GIVEN PROBLEM -> Copy each line below exactly and leave the pictures out.

-------- ENTRIES --------

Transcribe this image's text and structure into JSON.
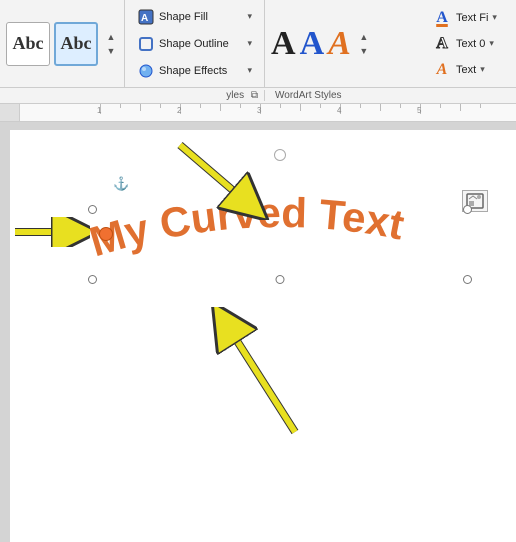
{
  "ribbon": {
    "style_buttons": [
      {
        "label": "Abc",
        "active": false
      },
      {
        "label": "Abc",
        "active": true
      }
    ],
    "shape_options": [
      {
        "icon": "🎨",
        "label": "Shape Fill",
        "has_arrow": true
      },
      {
        "icon": "📐",
        "label": "Shape Outline",
        "has_arrow": true
      },
      {
        "icon": "✨",
        "label": "Shape Effects",
        "has_arrow": true
      }
    ],
    "wordart_label": "WordArt Styles",
    "wordart_letters": [
      {
        "char": "A",
        "style": "plain"
      },
      {
        "char": "A",
        "style": "blue"
      },
      {
        "char": "A",
        "style": "shadow"
      }
    ],
    "text_options": [
      {
        "icon": "A",
        "label": "Text Fi",
        "has_arrow": false
      },
      {
        "icon": "A",
        "label": "Text 0",
        "has_arrow": false
      },
      {
        "icon": "A",
        "label": "Text",
        "has_arrow": false
      }
    ]
  },
  "section_labels": {
    "left": "yles",
    "right": "WordArt Styles"
  },
  "canvas": {
    "curved_text": "My Curved Text",
    "arrows": [
      "down-diagonal",
      "right",
      "up-diagonal"
    ]
  }
}
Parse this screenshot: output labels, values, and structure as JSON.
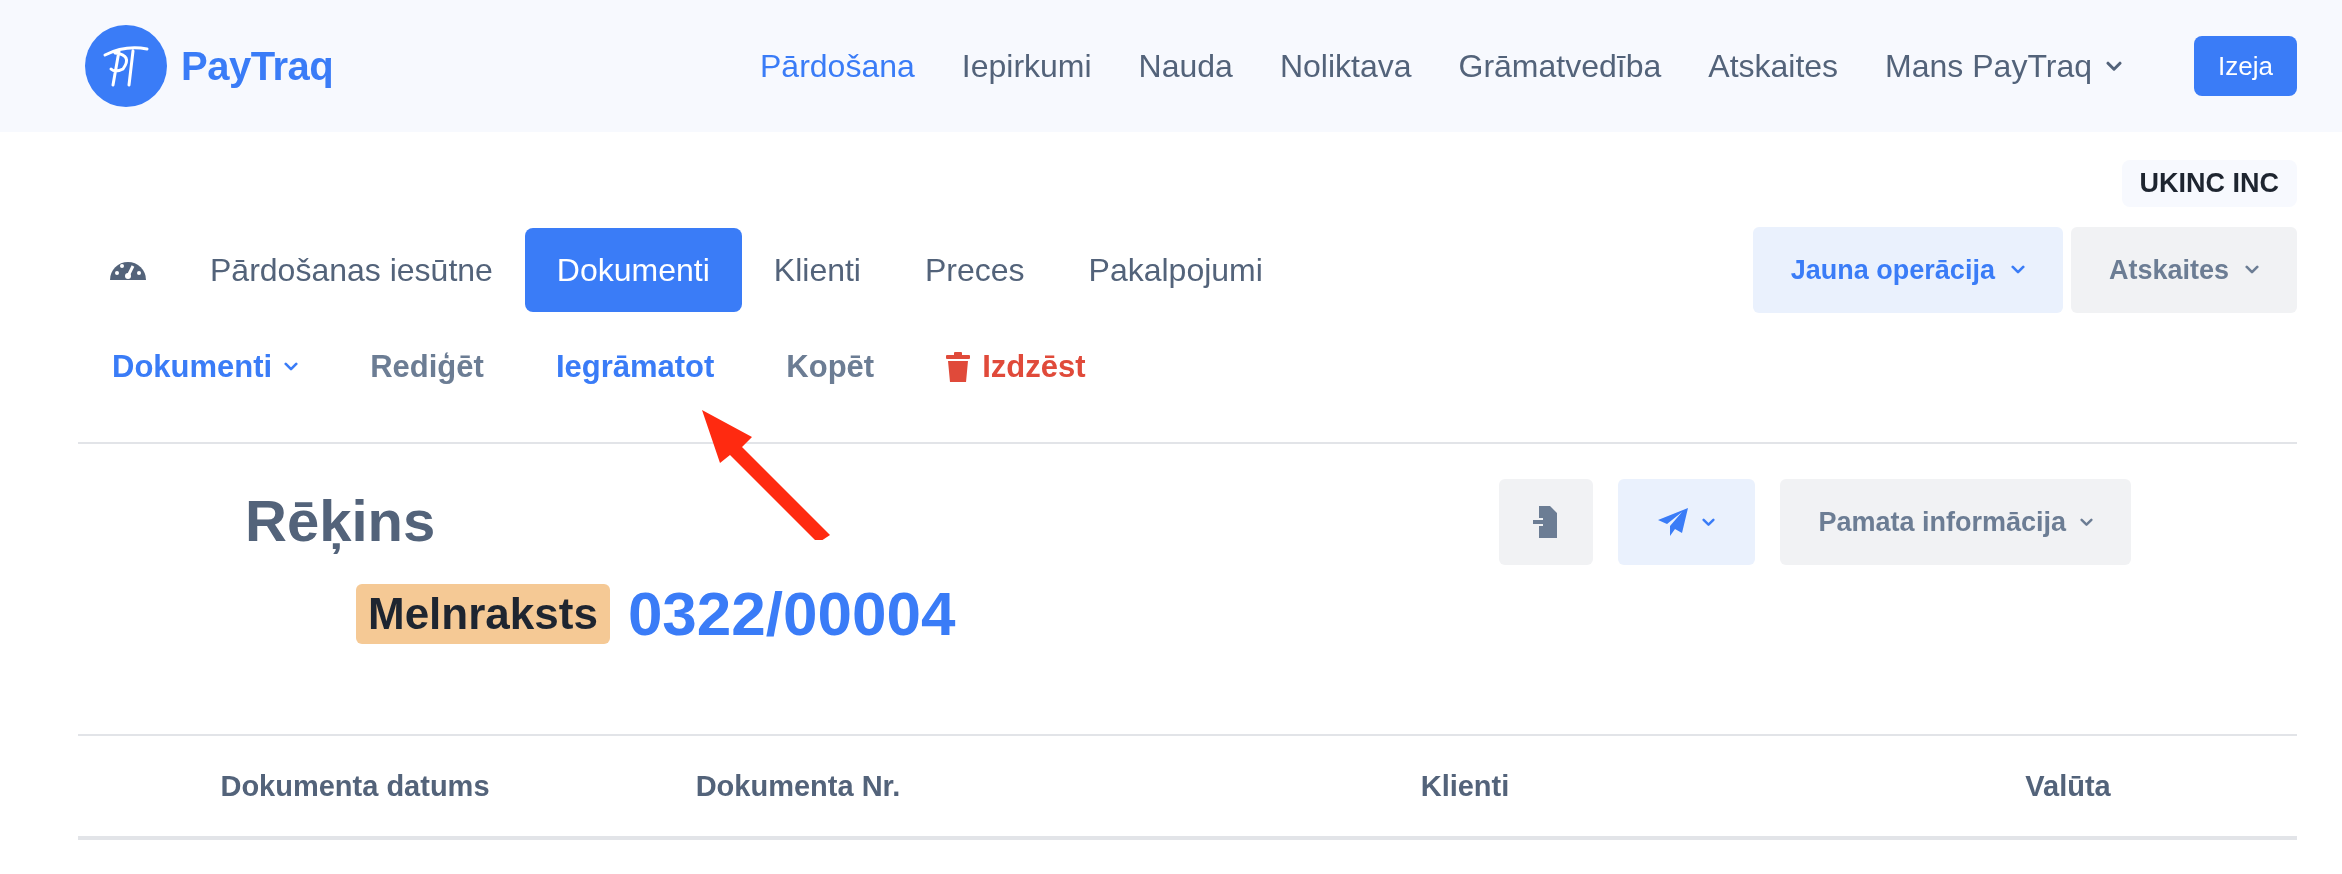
{
  "header": {
    "logo": "PayTraq",
    "nav": [
      {
        "label": "Pārdošana",
        "selected": true,
        "dropdown": false
      },
      {
        "label": "Iepirkumi",
        "selected": false,
        "dropdown": false
      },
      {
        "label": "Nauda",
        "selected": false,
        "dropdown": false
      },
      {
        "label": "Noliktava",
        "selected": false,
        "dropdown": false
      },
      {
        "label": "Grāmatvedība",
        "selected": false,
        "dropdown": false
      },
      {
        "label": "Atskaites",
        "selected": false,
        "dropdown": false
      },
      {
        "label": "Mans PayTraq",
        "selected": false,
        "dropdown": true
      }
    ],
    "exit_button": "Izeja"
  },
  "company": "UKINC INC",
  "module_tabs": [
    {
      "label": "Pārdošanas iesūtne",
      "selected": false
    },
    {
      "label": "Dokumenti",
      "selected": true
    },
    {
      "label": "Klienti",
      "selected": false
    },
    {
      "label": "Preces",
      "selected": false
    },
    {
      "label": "Pakalpojumi",
      "selected": false
    }
  ],
  "top_actions": [
    {
      "label": "Jauna operācija",
      "kind": "primary"
    },
    {
      "label": "Atskaites",
      "kind": "secondary"
    }
  ],
  "toolbar": [
    {
      "label": "Dokumenti",
      "kind": "menu"
    },
    {
      "label": "Rediģēt",
      "kind": "plain"
    },
    {
      "label": "Iegrāmatot",
      "kind": "highlight"
    },
    {
      "label": "Kopēt",
      "kind": "plain"
    },
    {
      "label": "Izdzēst",
      "kind": "danger"
    }
  ],
  "document": {
    "title": "Rēķins",
    "status": "Melnraksts",
    "number": "0322/00004"
  },
  "doc_actions": [
    {
      "kind": "import"
    },
    {
      "kind": "send"
    },
    {
      "kind": "menu",
      "label": "Pamata informācija"
    }
  ],
  "table": {
    "columns": [
      "Dokumenta datums",
      "Dokumenta Nr.",
      "Klienti",
      "Valūta"
    ]
  }
}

--------

SOLUTION FOR THIS EXERCISE ->
Transcribe this image's text and structure into JSON.
{
  "ribbon": {
    "style_buttons": [
      {
        "label": "Abc",
        "active": false
      },
      {
        "label": "Abc",
        "active": true
      }
    ],
    "shape_options": [
      {
        "icon": "🎨",
        "label": "Shape Fill",
        "has_arrow": true
      },
      {
        "icon": "📐",
        "label": "Shape Outline",
        "has_arrow": true
      },
      {
        "icon": "✨",
        "label": "Shape Effects",
        "has_arrow": true
      }
    ],
    "wordart_label": "WordArt Styles",
    "wordart_letters": [
      {
        "char": "A",
        "style": "plain"
      },
      {
        "char": "A",
        "style": "blue"
      },
      {
        "char": "A",
        "style": "shadow"
      }
    ],
    "text_options": [
      {
        "icon": "A",
        "label": "Text Fi",
        "has_arrow": false
      },
      {
        "icon": "A",
        "label": "Text 0",
        "has_arrow": false
      },
      {
        "icon": "A",
        "label": "Text",
        "has_arrow": false
      }
    ]
  },
  "section_labels": {
    "left": "yles",
    "right": "WordArt Styles"
  },
  "canvas": {
    "curved_text": "My Curved Text",
    "arrows": [
      "down-diagonal",
      "right",
      "up-diagonal"
    ]
  }
}
Parse this screenshot: output labels, values, and structure as JSON.
{
  "header": {
    "logo": "PayTraq",
    "nav": [
      {
        "label": "Pārdošana",
        "selected": true,
        "dropdown": false
      },
      {
        "label": "Iepirkumi",
        "selected": false,
        "dropdown": false
      },
      {
        "label": "Nauda",
        "selected": false,
        "dropdown": false
      },
      {
        "label": "Noliktava",
        "selected": false,
        "dropdown": false
      },
      {
        "label": "Grāmatvedība",
        "selected": false,
        "dropdown": false
      },
      {
        "label": "Atskaites",
        "selected": false,
        "dropdown": false
      },
      {
        "label": "Mans PayTraq",
        "selected": false,
        "dropdown": true
      }
    ],
    "exit_button": "Izeja"
  },
  "company": "UKINC INC",
  "module_tabs": [
    {
      "label": "Pārdošanas iesūtne",
      "selected": false
    },
    {
      "label": "Dokumenti",
      "selected": true
    },
    {
      "label": "Klienti",
      "selected": false
    },
    {
      "label": "Preces",
      "selected": false
    },
    {
      "label": "Pakalpojumi",
      "selected": false
    }
  ],
  "top_actions": [
    {
      "label": "Jauna operācija",
      "kind": "primary"
    },
    {
      "label": "Atskaites",
      "kind": "secondary"
    }
  ],
  "toolbar": [
    {
      "label": "Dokumenti",
      "kind": "menu"
    },
    {
      "label": "Rediģēt",
      "kind": "plain"
    },
    {
      "label": "Iegrāmatot",
      "kind": "highlight"
    },
    {
      "label": "Kopēt",
      "kind": "plain"
    },
    {
      "label": "Izdzēst",
      "kind": "danger"
    }
  ],
  "document": {
    "title": "Rēķins",
    "status": "Melnraksts",
    "number": "0322/00004"
  },
  "doc_actions": [
    {
      "kind": "import"
    },
    {
      "kind": "send"
    },
    {
      "kind": "menu",
      "label": "Pamata informācija"
    }
  ],
  "table": {
    "columns": [
      "Dokumenta datums",
      "Dokumenta Nr.",
      "Klienti",
      "Valūta"
    ]
  }
}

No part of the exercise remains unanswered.